Written instruction
Only the number is wanted: how many lines in the data contain "Mijn"?

────────────────

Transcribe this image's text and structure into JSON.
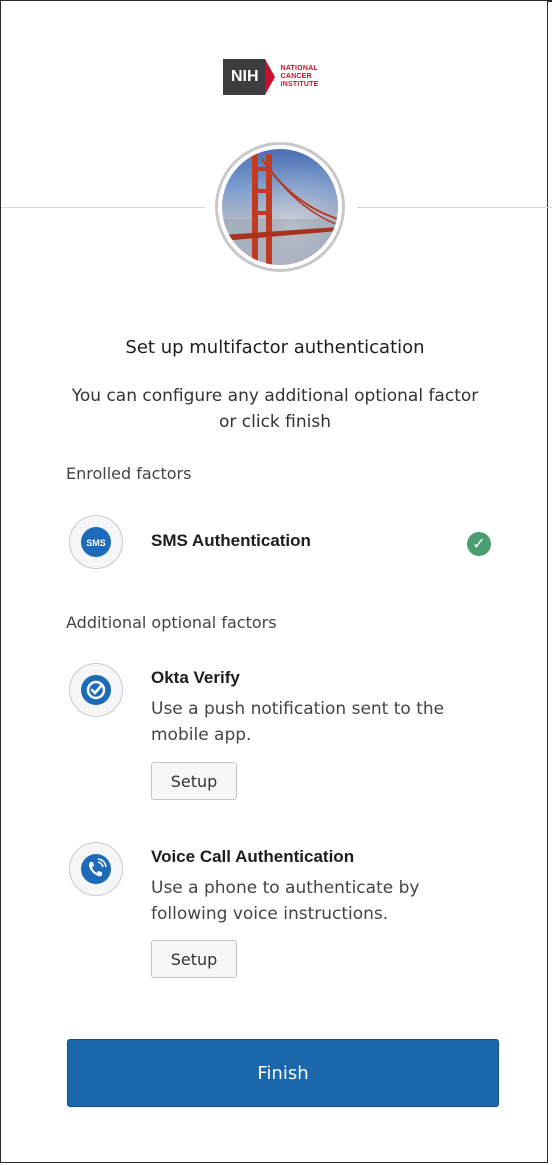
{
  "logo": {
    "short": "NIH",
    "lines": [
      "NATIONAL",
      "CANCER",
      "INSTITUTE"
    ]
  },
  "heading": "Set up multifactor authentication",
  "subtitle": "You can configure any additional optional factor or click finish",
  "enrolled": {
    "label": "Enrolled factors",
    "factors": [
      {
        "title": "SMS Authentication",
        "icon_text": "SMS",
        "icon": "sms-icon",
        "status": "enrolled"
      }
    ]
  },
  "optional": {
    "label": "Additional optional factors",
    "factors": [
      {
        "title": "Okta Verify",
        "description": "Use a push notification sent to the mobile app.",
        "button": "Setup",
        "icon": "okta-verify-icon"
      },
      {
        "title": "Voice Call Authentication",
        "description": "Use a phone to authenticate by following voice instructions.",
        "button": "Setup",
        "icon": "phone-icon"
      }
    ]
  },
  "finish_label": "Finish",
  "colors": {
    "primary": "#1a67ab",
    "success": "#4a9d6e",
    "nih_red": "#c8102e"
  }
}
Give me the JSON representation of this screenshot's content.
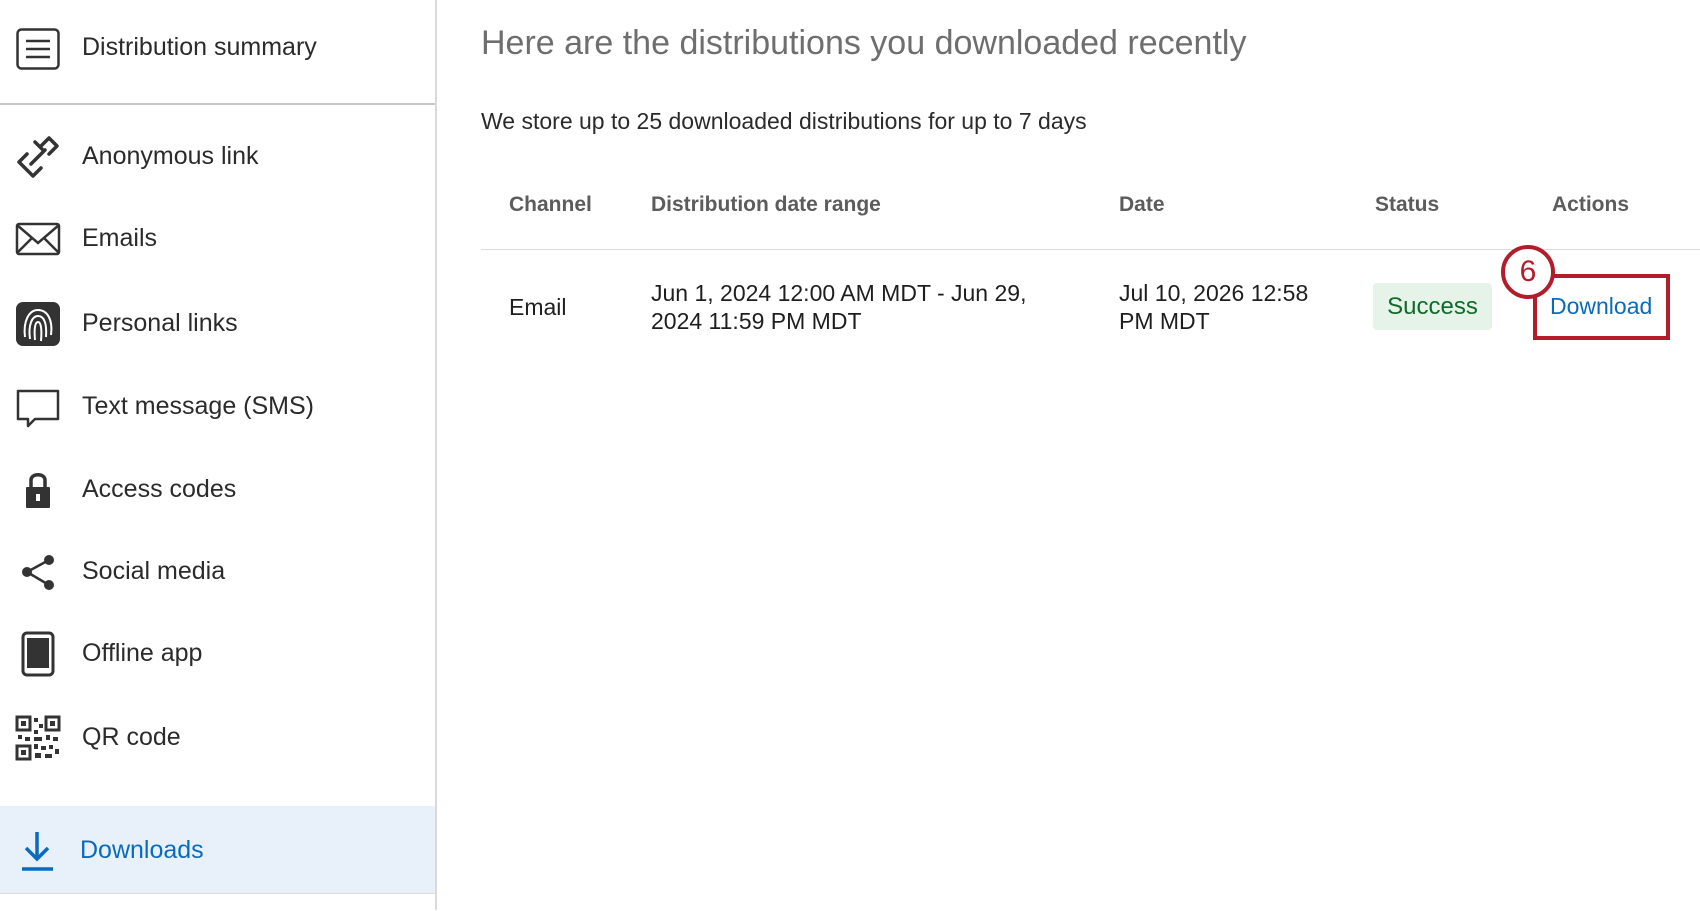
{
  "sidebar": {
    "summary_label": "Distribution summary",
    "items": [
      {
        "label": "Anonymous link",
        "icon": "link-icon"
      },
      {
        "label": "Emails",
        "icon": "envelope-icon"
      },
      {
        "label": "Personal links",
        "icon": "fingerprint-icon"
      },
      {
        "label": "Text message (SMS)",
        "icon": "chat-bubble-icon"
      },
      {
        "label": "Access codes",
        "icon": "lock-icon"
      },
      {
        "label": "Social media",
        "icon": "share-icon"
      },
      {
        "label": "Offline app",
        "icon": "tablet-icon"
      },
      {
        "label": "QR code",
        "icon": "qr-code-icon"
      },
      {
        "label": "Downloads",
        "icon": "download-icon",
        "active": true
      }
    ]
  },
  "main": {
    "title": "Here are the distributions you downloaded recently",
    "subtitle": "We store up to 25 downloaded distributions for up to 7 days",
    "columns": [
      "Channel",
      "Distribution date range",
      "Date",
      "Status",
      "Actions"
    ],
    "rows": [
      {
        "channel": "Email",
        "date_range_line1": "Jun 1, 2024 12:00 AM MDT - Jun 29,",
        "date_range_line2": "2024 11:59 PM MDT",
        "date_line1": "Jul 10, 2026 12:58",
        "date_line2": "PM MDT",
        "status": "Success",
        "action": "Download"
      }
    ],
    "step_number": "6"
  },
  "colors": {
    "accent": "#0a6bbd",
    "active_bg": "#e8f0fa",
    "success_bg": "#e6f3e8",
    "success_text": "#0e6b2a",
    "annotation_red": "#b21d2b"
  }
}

────────────────

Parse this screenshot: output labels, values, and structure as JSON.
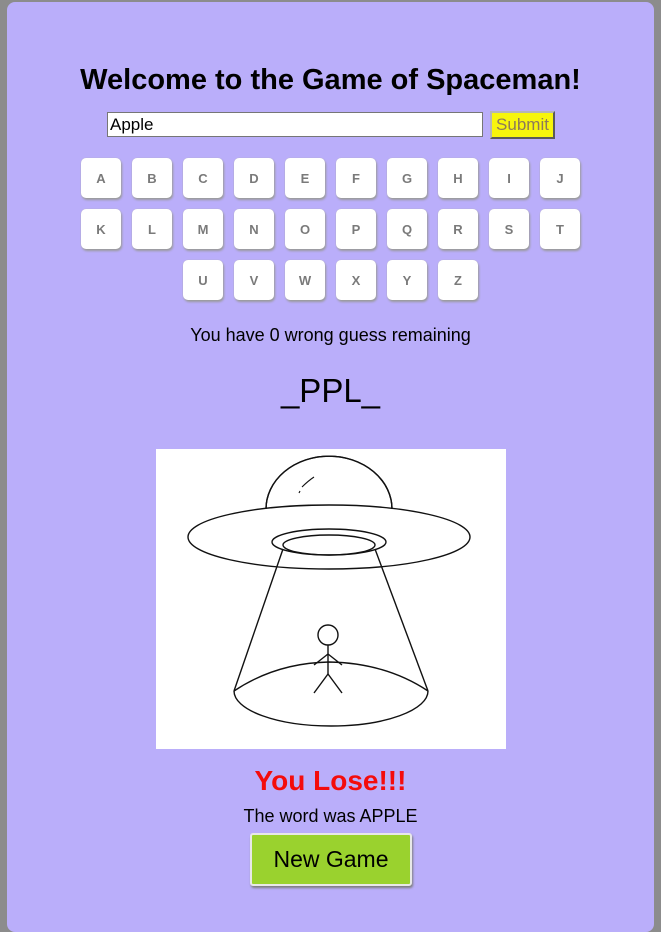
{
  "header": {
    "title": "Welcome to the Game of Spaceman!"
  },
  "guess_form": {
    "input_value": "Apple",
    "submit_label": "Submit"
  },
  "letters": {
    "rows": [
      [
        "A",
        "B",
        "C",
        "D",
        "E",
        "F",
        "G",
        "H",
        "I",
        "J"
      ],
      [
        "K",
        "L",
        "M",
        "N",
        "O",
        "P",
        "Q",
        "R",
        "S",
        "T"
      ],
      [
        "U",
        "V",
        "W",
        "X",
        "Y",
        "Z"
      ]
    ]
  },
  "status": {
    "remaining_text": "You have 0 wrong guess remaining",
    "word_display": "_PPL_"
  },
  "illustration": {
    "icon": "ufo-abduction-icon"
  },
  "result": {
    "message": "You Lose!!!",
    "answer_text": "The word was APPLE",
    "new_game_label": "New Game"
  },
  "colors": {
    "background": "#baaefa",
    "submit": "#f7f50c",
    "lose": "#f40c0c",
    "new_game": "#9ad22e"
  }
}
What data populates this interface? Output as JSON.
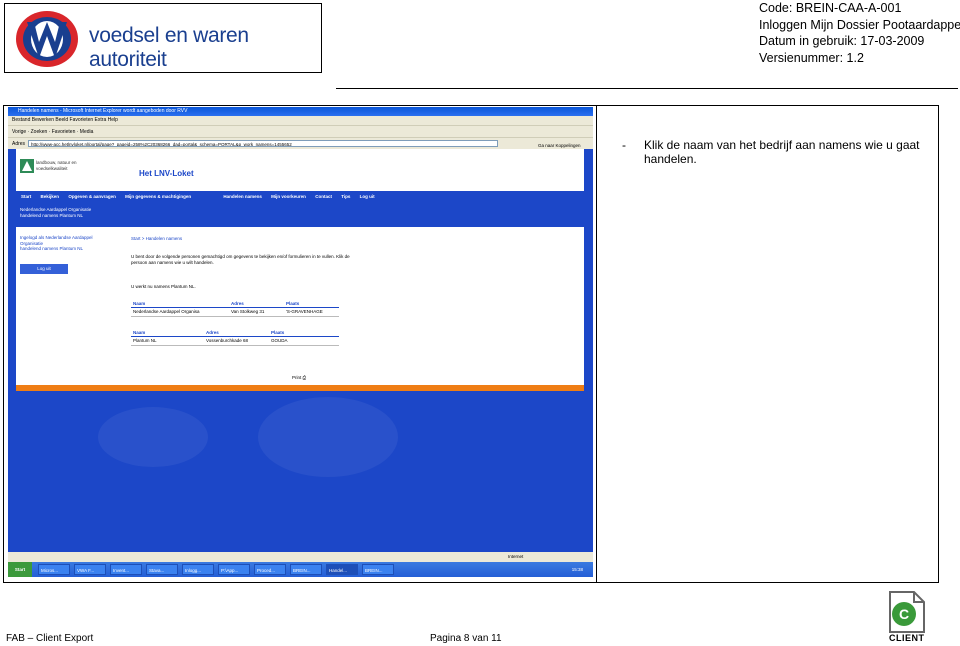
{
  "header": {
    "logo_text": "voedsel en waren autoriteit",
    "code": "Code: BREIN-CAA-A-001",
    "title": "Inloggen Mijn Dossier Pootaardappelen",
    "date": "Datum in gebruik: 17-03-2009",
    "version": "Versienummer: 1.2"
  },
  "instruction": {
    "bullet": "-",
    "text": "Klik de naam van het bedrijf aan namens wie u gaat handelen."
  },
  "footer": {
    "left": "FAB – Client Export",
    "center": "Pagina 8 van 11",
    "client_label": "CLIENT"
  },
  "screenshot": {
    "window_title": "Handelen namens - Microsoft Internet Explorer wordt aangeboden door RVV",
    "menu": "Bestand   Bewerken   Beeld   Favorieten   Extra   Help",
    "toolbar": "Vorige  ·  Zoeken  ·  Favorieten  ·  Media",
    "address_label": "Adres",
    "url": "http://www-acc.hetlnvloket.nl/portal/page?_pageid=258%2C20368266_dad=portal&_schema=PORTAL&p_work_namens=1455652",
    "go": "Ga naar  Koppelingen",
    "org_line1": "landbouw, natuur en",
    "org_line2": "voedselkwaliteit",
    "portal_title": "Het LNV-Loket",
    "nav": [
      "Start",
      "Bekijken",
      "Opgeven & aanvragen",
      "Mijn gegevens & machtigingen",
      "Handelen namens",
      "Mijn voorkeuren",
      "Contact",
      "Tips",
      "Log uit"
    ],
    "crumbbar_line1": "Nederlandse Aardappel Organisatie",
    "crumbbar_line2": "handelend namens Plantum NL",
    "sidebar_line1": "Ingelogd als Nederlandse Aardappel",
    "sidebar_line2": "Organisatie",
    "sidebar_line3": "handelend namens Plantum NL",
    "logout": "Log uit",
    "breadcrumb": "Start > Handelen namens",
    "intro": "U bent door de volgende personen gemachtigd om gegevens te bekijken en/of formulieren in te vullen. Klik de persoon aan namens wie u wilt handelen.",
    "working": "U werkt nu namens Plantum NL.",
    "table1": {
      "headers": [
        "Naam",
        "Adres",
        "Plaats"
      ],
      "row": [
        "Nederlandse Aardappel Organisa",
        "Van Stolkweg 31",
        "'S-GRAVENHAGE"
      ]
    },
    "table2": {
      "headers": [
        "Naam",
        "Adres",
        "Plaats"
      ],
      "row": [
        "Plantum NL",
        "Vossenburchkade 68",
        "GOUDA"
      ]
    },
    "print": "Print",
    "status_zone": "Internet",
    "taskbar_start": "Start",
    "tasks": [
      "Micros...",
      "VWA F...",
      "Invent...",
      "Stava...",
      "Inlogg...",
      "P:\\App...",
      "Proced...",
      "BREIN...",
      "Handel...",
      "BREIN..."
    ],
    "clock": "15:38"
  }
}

────────────────

Solved exercise
3